### Written request
Below are entries. Pull out all lines containing "superconductores".

### Stored records
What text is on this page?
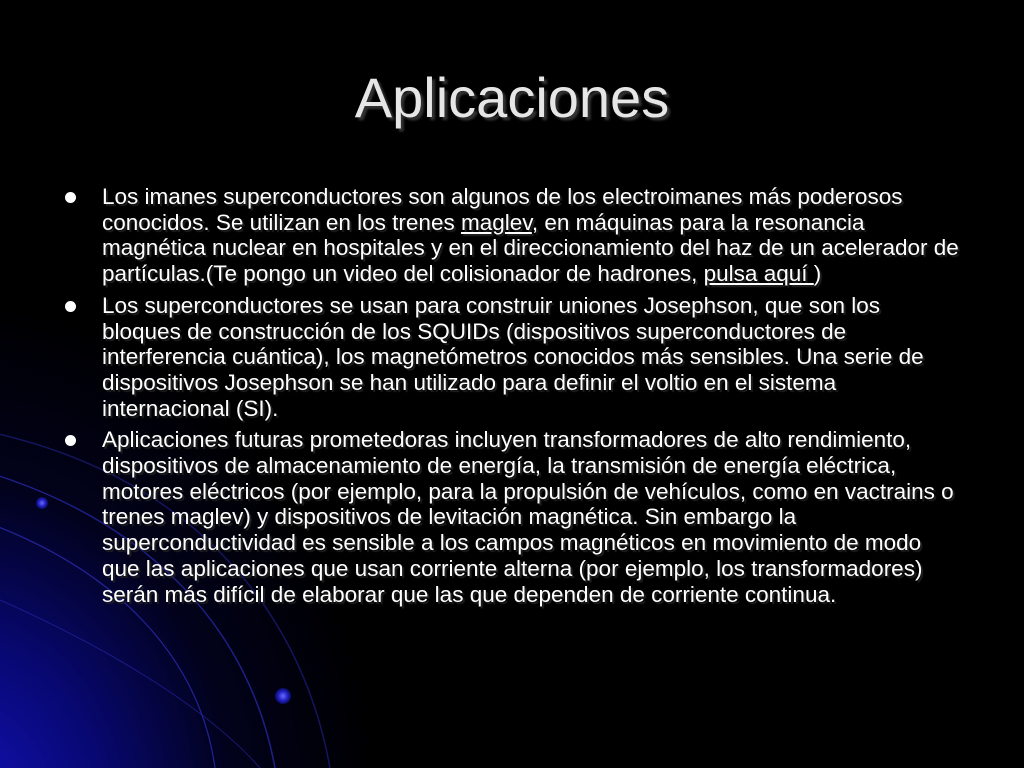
Aplicaciones
Los imanes superconductores son algunos de los electroimanes más poderosos conocidos. Se utilizan en los trenes maglev, en máquinas para la resonancia magnética nuclear en hospitales y en el direccionamiento del haz de un acelerador de partículas.(Te pongo un video del colisionador de hadrones, pulsa aquí )
Los superconductores se usan para construir uniones Josephson, que son los bloques de construcción de los SQUIDs (dispositivos superconductores de interferencia cuántica), los magnetómetros conocidos más sensibles. Una serie de dispositivos Josephson se han utilizado para definir el voltio en el sistema internacional (SI).
Aplicaciones futuras prometedoras incluyen transformadores de alto rendimiento, dispositivos de almacenamiento de energía, la transmisión de energía eléctrica, motores eléctricos (por ejemplo, para la propulsión de vehículos, como en vactrains o trenes maglev) y dispositivos de levitación magnética. Sin embargo la superconductividad es sensible a los campos magnéticos en movimiento de modo que las aplicaciones que usan corriente alterna (por ejemplo, los transformadores) serán más difícil de elaborar que las que dependen de corriente continua.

### Exercise response
Los imanes superconductores son algunos de los electroimanes más poderosos conocidos. Se utilizan en los trenes maglev, en máquinas para la resonancia magnética nuclear en hospitales y en el direccionamiento del haz de un acelerador de partículas.(Te pongo un video del colisionador de hadrones, pulsa aquí )
Los superconductores se usan para construir uniones Josephson, que son los bloques de construcción de los SQUIDs (dispositivos superconductores de interferencia cuántica), los magnetómetros conocidos más sensibles. Una serie de dispositivos Josephson se han utilizado para definir el voltio en el sistema internacional (SI).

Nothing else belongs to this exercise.